Exercise requirements: Pick out and copy every line below that has the word "deasupra".

Dataset entries:

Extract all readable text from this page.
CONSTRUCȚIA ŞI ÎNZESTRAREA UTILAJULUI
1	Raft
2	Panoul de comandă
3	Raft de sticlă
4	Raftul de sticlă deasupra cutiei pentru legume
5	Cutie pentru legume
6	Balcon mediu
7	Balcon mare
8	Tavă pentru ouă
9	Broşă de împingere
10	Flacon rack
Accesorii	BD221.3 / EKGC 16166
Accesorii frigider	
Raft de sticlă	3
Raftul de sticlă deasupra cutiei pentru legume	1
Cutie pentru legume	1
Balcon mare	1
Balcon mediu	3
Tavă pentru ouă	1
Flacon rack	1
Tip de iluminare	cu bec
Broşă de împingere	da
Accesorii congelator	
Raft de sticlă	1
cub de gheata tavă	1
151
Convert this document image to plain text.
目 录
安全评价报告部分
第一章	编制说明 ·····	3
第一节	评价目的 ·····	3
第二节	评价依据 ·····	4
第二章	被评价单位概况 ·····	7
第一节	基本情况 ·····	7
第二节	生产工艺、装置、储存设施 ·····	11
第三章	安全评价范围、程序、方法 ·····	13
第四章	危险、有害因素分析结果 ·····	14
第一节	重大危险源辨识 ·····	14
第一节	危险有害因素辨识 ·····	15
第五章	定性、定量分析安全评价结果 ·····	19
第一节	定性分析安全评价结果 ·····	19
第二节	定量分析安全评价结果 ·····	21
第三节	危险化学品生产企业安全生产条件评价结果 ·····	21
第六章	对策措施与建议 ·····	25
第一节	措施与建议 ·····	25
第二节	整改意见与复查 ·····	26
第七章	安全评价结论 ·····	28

Task result:
4	Raftul de sticlă deasupra cutiei pentru legume
Raftul de sticlă deasupra cutiei pentru legume	1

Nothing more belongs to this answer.